-- START Material supplied --
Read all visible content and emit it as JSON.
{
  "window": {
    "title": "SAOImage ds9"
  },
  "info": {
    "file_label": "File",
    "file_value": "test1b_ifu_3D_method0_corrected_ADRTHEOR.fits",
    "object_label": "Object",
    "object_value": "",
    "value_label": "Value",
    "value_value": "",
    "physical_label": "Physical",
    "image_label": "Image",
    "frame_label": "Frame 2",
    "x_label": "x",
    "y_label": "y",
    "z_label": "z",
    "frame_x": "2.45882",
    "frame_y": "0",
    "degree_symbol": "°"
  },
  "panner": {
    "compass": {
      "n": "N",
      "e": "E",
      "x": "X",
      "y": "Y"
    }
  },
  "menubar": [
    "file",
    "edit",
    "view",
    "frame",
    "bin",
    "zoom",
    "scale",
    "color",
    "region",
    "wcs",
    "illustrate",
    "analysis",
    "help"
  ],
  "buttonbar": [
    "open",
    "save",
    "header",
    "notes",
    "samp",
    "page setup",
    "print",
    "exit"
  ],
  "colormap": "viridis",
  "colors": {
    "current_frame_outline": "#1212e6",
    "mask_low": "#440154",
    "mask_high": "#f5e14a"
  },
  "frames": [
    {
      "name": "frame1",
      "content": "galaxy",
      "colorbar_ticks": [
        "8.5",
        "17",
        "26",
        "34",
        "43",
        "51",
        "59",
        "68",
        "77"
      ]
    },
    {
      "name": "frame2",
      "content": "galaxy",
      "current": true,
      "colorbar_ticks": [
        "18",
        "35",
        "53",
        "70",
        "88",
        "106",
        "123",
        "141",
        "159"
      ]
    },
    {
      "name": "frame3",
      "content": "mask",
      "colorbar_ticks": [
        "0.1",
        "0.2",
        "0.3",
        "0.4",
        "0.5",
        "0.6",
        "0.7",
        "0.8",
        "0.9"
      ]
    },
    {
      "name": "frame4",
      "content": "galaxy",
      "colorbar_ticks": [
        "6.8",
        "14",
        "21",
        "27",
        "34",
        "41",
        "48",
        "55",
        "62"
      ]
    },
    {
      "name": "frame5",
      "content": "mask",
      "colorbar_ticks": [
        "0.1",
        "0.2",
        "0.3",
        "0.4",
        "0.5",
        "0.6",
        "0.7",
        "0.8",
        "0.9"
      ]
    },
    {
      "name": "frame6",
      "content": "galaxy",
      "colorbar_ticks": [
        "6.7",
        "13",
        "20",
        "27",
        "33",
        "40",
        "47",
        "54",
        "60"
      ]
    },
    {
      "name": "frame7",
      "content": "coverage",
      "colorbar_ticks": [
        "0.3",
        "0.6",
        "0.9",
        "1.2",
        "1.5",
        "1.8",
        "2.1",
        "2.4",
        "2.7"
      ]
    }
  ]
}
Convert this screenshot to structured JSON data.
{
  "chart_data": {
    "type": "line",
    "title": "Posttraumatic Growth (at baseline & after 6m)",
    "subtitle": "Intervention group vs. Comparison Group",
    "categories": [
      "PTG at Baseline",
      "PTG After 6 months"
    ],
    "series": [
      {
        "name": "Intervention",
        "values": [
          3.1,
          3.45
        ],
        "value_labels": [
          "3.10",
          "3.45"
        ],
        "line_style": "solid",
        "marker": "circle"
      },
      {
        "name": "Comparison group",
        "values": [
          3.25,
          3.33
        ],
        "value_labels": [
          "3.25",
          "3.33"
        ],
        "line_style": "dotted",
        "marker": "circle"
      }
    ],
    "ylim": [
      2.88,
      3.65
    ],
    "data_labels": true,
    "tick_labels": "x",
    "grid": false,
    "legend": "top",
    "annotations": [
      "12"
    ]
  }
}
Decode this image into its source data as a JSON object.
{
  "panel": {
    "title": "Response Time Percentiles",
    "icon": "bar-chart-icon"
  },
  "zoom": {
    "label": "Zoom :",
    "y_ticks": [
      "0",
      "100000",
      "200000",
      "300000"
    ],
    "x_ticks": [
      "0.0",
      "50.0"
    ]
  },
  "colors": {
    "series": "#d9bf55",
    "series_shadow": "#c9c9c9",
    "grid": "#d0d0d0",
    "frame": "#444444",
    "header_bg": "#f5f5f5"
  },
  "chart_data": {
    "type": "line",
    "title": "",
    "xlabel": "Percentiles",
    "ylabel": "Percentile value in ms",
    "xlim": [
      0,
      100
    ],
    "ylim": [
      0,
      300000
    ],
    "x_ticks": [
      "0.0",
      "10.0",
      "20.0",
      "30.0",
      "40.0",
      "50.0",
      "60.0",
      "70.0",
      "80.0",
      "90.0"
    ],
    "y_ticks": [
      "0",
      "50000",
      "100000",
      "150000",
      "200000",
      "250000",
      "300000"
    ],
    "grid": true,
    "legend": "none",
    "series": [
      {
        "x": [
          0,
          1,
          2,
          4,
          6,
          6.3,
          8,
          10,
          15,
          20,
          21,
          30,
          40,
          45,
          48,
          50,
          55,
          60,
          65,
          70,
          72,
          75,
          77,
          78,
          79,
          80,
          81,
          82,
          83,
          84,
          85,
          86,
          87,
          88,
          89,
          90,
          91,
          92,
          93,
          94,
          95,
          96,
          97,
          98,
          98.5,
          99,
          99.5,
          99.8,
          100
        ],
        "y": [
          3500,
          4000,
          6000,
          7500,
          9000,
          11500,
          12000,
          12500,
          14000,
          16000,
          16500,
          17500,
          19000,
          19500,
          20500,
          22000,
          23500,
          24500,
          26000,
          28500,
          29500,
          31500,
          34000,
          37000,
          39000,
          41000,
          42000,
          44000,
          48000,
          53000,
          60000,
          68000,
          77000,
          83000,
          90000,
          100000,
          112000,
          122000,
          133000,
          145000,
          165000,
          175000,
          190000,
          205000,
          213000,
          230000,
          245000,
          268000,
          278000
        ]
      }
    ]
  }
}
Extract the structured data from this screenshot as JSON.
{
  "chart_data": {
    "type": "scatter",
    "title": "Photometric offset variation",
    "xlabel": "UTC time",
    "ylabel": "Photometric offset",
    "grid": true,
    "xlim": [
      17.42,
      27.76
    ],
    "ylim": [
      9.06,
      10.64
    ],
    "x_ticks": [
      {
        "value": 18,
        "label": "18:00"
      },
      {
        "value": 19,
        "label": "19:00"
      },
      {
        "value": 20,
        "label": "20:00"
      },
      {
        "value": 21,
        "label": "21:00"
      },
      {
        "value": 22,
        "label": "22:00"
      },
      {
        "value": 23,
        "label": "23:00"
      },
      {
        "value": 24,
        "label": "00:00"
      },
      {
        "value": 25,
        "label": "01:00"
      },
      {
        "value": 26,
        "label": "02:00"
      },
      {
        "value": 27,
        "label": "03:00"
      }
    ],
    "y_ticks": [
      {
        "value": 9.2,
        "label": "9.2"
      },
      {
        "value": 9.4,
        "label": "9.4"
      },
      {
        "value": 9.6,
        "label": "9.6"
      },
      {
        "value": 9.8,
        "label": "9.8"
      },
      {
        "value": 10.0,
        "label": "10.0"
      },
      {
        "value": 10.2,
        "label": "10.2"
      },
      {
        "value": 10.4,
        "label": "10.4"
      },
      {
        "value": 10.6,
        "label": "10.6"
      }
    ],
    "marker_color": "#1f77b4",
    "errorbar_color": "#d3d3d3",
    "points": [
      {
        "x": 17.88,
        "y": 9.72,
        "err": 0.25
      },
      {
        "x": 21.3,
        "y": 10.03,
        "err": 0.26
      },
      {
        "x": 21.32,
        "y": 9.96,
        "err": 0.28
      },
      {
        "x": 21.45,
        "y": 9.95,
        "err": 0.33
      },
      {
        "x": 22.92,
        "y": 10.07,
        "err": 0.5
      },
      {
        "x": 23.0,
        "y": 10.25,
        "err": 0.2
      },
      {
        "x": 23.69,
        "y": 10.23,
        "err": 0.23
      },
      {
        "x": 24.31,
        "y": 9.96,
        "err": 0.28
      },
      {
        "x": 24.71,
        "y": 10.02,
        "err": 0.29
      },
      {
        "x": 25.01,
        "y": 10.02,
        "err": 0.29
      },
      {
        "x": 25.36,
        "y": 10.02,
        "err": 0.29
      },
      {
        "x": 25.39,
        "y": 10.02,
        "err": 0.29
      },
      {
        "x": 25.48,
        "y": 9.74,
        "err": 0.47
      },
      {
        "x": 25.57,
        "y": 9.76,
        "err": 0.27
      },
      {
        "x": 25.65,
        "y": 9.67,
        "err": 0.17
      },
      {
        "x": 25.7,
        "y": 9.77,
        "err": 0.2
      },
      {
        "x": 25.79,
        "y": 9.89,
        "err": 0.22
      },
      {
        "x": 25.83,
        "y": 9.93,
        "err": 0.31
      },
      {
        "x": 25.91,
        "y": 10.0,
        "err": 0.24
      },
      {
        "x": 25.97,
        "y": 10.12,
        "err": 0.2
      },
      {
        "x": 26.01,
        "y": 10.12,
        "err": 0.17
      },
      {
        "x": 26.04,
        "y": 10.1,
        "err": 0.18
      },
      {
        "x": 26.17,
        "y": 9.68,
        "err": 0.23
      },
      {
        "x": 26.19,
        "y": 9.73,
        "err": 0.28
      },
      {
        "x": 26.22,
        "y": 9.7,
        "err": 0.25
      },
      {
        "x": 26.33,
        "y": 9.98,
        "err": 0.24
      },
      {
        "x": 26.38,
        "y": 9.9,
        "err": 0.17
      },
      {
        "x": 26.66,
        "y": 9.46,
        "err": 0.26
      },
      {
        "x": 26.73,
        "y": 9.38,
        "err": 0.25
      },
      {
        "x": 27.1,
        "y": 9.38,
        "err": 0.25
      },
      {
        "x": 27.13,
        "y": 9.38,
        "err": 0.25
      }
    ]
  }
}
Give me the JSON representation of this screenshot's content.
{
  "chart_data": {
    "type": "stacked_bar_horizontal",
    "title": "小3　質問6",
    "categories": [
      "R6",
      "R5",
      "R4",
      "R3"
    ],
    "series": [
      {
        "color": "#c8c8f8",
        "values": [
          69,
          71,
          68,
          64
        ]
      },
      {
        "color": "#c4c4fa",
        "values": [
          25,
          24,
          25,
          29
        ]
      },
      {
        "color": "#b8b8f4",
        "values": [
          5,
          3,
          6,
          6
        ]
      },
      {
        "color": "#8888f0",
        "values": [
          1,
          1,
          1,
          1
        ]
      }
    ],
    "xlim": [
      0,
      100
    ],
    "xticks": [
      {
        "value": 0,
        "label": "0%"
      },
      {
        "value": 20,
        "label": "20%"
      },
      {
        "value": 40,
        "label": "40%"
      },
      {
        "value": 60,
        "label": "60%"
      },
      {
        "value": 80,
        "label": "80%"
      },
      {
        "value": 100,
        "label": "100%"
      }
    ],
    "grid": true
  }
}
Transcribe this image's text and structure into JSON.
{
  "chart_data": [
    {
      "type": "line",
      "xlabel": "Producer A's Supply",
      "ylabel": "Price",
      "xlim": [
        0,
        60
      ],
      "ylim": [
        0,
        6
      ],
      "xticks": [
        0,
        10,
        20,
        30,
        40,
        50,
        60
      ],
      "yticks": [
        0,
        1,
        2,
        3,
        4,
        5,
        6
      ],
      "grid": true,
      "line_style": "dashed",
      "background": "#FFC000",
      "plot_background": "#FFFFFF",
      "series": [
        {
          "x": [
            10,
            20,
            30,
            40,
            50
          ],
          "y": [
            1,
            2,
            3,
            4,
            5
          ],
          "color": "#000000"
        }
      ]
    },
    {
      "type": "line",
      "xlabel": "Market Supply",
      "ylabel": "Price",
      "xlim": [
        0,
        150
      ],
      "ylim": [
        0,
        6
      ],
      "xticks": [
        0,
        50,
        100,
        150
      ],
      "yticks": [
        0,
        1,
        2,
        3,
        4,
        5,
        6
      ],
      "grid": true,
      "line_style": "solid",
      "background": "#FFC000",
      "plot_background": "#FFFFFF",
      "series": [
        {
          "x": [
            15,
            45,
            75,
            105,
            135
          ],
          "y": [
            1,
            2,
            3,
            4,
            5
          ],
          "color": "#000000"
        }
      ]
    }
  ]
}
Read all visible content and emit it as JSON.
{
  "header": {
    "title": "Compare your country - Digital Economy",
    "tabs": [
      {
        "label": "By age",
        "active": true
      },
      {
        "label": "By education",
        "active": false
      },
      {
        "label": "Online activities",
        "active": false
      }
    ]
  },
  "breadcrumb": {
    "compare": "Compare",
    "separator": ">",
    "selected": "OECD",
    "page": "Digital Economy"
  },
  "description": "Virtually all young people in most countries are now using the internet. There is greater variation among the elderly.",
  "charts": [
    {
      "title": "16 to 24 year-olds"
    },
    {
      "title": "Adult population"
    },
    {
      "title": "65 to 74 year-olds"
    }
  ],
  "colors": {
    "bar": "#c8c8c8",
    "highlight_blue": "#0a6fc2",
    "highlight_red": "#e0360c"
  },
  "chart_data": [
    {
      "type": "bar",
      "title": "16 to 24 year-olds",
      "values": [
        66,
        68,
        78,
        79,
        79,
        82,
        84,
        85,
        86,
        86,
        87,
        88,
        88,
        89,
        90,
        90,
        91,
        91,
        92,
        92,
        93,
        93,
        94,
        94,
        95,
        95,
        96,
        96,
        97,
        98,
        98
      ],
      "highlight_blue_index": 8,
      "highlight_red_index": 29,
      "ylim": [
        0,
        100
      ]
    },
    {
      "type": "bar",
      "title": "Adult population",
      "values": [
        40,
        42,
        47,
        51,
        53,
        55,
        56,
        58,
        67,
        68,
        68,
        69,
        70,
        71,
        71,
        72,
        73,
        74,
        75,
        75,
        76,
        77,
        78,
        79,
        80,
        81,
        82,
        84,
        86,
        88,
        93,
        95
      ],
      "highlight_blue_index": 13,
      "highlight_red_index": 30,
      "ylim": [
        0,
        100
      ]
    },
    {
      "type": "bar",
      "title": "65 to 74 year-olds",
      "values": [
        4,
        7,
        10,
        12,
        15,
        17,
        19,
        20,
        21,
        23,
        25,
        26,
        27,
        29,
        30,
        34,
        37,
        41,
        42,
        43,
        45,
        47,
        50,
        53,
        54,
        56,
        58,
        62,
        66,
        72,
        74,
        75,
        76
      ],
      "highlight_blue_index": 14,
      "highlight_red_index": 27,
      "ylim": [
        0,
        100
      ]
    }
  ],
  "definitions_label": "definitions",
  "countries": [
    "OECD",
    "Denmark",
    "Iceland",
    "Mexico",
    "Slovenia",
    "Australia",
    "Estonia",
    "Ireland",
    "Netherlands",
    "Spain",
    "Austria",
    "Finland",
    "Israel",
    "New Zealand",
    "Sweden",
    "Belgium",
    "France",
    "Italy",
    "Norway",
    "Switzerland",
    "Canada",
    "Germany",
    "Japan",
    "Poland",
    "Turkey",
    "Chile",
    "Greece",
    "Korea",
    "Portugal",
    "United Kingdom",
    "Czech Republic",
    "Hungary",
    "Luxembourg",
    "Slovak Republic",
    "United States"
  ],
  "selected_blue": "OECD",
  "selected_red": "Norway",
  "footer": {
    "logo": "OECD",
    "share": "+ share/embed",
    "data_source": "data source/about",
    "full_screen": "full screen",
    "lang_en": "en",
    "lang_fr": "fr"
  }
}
-- END Material supplied --
> _Aim_
Lines containing the word "name" are to be tallied; report only the total.

> _Solution below_
9